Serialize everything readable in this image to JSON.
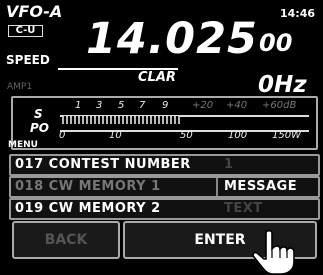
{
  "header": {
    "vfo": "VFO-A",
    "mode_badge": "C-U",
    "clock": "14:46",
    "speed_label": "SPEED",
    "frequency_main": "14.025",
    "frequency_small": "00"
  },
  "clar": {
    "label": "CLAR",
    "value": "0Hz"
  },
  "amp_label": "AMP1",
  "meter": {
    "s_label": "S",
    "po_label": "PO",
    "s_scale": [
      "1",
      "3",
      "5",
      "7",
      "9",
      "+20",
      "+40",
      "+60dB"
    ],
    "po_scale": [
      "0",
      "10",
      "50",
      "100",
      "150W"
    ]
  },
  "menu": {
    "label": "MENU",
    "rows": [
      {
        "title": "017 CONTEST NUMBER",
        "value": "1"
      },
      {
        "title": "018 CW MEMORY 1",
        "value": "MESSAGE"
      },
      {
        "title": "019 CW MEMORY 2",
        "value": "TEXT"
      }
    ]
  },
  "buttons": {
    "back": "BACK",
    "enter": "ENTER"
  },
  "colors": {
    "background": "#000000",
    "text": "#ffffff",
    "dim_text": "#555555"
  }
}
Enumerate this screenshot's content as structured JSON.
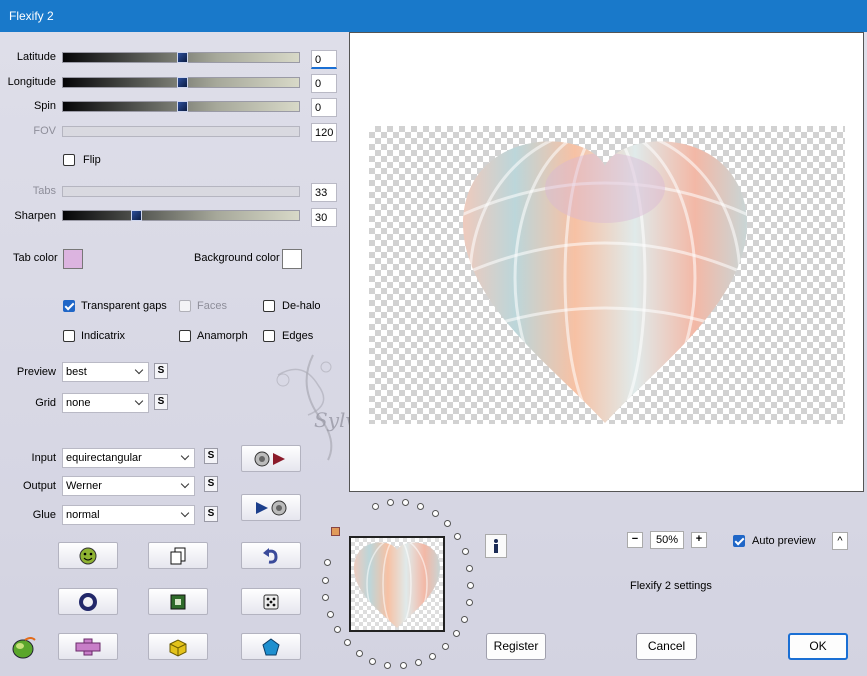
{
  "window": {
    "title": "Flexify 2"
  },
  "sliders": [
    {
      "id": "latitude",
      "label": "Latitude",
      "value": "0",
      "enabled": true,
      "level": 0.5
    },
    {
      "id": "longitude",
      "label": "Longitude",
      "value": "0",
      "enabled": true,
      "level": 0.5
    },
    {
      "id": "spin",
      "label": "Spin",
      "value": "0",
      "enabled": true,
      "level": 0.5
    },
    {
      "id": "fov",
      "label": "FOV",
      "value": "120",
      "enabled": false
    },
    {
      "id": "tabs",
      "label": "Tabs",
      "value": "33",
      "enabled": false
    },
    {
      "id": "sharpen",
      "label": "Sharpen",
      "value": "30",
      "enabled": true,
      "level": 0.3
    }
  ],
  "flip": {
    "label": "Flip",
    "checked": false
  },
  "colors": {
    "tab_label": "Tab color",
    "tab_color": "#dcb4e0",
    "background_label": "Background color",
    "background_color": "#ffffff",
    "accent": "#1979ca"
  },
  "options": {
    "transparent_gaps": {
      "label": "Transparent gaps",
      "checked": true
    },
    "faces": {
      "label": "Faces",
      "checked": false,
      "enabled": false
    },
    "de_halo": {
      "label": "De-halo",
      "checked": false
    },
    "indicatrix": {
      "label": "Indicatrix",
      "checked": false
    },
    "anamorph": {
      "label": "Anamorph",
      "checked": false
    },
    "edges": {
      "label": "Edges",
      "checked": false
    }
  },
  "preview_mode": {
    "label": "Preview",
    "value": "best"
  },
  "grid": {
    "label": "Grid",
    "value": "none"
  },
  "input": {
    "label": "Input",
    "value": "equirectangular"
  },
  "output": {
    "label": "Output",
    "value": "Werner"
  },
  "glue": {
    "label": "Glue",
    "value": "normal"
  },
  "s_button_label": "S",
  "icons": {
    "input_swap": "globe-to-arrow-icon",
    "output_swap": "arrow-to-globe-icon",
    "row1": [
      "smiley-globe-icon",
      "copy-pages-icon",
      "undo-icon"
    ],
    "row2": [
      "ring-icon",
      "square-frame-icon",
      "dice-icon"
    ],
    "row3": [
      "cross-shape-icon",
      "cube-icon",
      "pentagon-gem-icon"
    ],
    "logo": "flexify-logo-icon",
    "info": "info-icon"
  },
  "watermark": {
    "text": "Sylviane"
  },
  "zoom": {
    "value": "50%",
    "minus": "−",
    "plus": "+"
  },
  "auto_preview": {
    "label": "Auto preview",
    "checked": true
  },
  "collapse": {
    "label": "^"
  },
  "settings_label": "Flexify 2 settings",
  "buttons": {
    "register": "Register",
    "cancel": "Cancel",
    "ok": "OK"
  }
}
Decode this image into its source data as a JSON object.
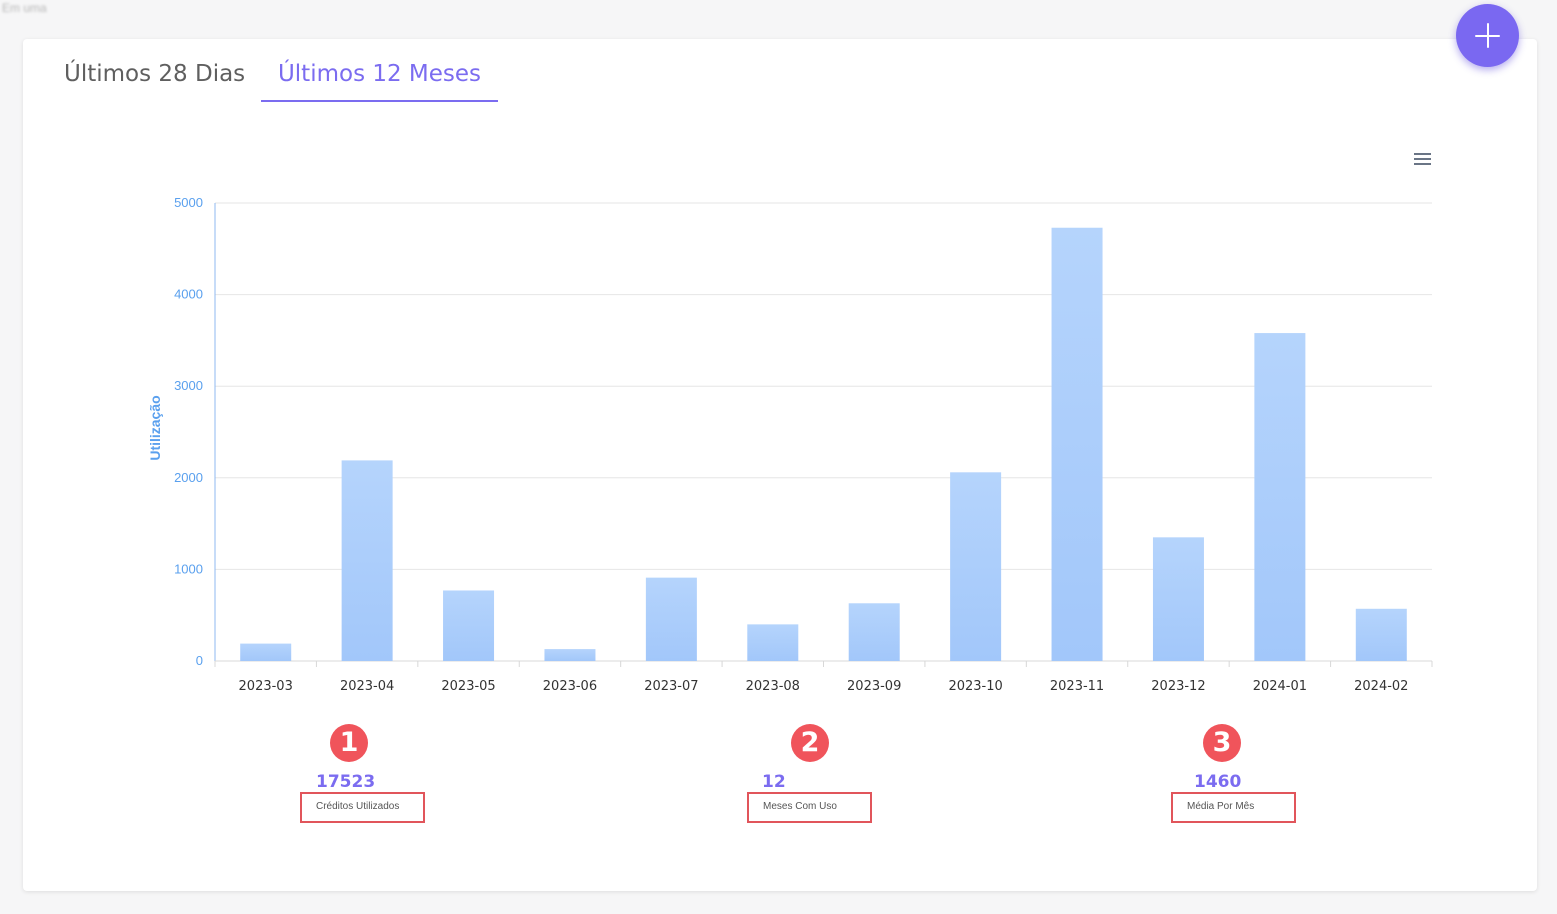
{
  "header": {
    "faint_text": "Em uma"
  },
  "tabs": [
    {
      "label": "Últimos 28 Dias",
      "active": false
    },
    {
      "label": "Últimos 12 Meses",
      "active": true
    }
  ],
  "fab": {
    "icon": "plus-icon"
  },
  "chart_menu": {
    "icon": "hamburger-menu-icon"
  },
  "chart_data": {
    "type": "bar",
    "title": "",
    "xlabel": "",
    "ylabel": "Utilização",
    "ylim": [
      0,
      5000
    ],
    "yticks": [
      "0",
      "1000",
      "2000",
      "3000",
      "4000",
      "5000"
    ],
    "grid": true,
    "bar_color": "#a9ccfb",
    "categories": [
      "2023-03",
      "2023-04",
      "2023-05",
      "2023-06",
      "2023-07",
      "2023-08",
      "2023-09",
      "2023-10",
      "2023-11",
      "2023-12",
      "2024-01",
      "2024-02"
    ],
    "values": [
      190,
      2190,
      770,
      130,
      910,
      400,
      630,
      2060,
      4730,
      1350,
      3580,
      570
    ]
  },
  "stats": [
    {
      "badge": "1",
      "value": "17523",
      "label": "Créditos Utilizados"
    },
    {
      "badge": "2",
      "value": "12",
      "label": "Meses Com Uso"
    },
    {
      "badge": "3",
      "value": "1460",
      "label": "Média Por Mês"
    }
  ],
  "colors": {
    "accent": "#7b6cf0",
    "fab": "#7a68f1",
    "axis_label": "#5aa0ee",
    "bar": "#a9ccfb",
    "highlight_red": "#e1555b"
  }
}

WHAT YOU NEED TO DO:
Print all of the entries word for word. Skip any images they contain.

RESULT OF THIS TASK:
Serialize everything readable in this image to JSON.
{
  "header": {
    "vfo": "VFO-A",
    "mode_badge": "C-U",
    "clock": "14:46",
    "speed_label": "SPEED",
    "frequency_main": "14.025",
    "frequency_small": "00"
  },
  "clar": {
    "label": "CLAR",
    "value": "0Hz"
  },
  "amp_label": "AMP1",
  "meter": {
    "s_label": "S",
    "po_label": "PO",
    "s_scale": [
      "1",
      "3",
      "5",
      "7",
      "9",
      "+20",
      "+40",
      "+60dB"
    ],
    "po_scale": [
      "0",
      "10",
      "50",
      "100",
      "150W"
    ]
  },
  "menu": {
    "label": "MENU",
    "rows": [
      {
        "title": "017 CONTEST NUMBER",
        "value": "1"
      },
      {
        "title": "018 CW MEMORY 1",
        "value": "MESSAGE"
      },
      {
        "title": "019 CW MEMORY 2",
        "value": "TEXT"
      }
    ]
  },
  "buttons": {
    "back": "BACK",
    "enter": "ENTER"
  },
  "colors": {
    "background": "#000000",
    "text": "#ffffff",
    "dim_text": "#555555"
  }
}
Enumerate this screenshot's content as structured JSON.
{
  "window": {
    "title": "Flexify 2"
  },
  "sliders": [
    {
      "id": "latitude",
      "label": "Latitude",
      "value": "0",
      "enabled": true,
      "level": 0.5
    },
    {
      "id": "longitude",
      "label": "Longitude",
      "value": "0",
      "enabled": true,
      "level": 0.5
    },
    {
      "id": "spin",
      "label": "Spin",
      "value": "0",
      "enabled": true,
      "level": 0.5
    },
    {
      "id": "fov",
      "label": "FOV",
      "value": "120",
      "enabled": false
    },
    {
      "id": "tabs",
      "label": "Tabs",
      "value": "33",
      "enabled": false
    },
    {
      "id": "sharpen",
      "label": "Sharpen",
      "value": "30",
      "enabled": true,
      "level": 0.3
    }
  ],
  "flip": {
    "label": "Flip",
    "checked": false
  },
  "colors": {
    "tab_label": "Tab color",
    "tab_color": "#dcb4e0",
    "background_label": "Background color",
    "background_color": "#ffffff",
    "accent": "#1979ca"
  },
  "options": {
    "transparent_gaps": {
      "label": "Transparent gaps",
      "checked": true
    },
    "faces": {
      "label": "Faces",
      "checked": false,
      "enabled": false
    },
    "de_halo": {
      "label": "De-halo",
      "checked": false
    },
    "indicatrix": {
      "label": "Indicatrix",
      "checked": false
    },
    "anamorph": {
      "label": "Anamorph",
      "checked": false
    },
    "edges": {
      "label": "Edges",
      "checked": false
    }
  },
  "preview_mode": {
    "label": "Preview",
    "value": "best"
  },
  "grid": {
    "label": "Grid",
    "value": "none"
  },
  "input": {
    "label": "Input",
    "value": "equirectangular"
  },
  "output": {
    "label": "Output",
    "value": "Werner"
  },
  "glue": {
    "label": "Glue",
    "value": "normal"
  },
  "s_button_label": "S",
  "icons": {
    "input_swap": "globe-to-arrow-icon",
    "output_swap": "arrow-to-globe-icon",
    "row1": [
      "smiley-globe-icon",
      "copy-pages-icon",
      "undo-icon"
    ],
    "row2": [
      "ring-icon",
      "square-frame-icon",
      "dice-icon"
    ],
    "row3": [
      "cross-shape-icon",
      "cube-icon",
      "pentagon-gem-icon"
    ],
    "logo": "flexify-logo-icon",
    "info": "info-icon"
  },
  "watermark": {
    "text": "Sylviane"
  },
  "zoom": {
    "value": "50%",
    "minus": "−",
    "plus": "+"
  },
  "auto_preview": {
    "label": "Auto preview",
    "checked": true
  },
  "collapse": {
    "label": "^"
  },
  "settings_label": "Flexify 2 settings",
  "buttons": {
    "register": "Register",
    "cancel": "Cancel",
    "ok": "OK"
  }
}
Decode this image into its source data as a JSON object.
{
  "header": {
    "faint_text": "Em uma"
  },
  "tabs": [
    {
      "label": "Últimos 28 Dias",
      "active": false
    },
    {
      "label": "Últimos 12 Meses",
      "active": true
    }
  ],
  "fab": {
    "icon": "plus-icon"
  },
  "chart_menu": {
    "icon": "hamburger-menu-icon"
  },
  "chart_data": {
    "type": "bar",
    "title": "",
    "xlabel": "",
    "ylabel": "Utilização",
    "ylim": [
      0,
      5000
    ],
    "yticks": [
      "0",
      "1000",
      "2000",
      "3000",
      "4000",
      "5000"
    ],
    "grid": true,
    "bar_color": "#a9ccfb",
    "categories": [
      "2023-03",
      "2023-04",
      "2023-05",
      "2023-06",
      "2023-07",
      "2023-08",
      "2023-09",
      "2023-10",
      "2023-11",
      "2023-12",
      "2024-01",
      "2024-02"
    ],
    "values": [
      190,
      2190,
      770,
      130,
      910,
      400,
      630,
      2060,
      4730,
      1350,
      3580,
      570
    ]
  },
  "stats": [
    {
      "badge": "1",
      "value": "17523",
      "label": "Créditos Utilizados"
    },
    {
      "badge": "2",
      "value": "12",
      "label": "Meses Com Uso"
    },
    {
      "badge": "3",
      "value": "1460",
      "label": "Média Por Mês"
    }
  ],
  "colors": {
    "accent": "#7b6cf0",
    "fab": "#7a68f1",
    "axis_label": "#5aa0ee",
    "bar": "#a9ccfb",
    "highlight_red": "#e1555b"
  }
}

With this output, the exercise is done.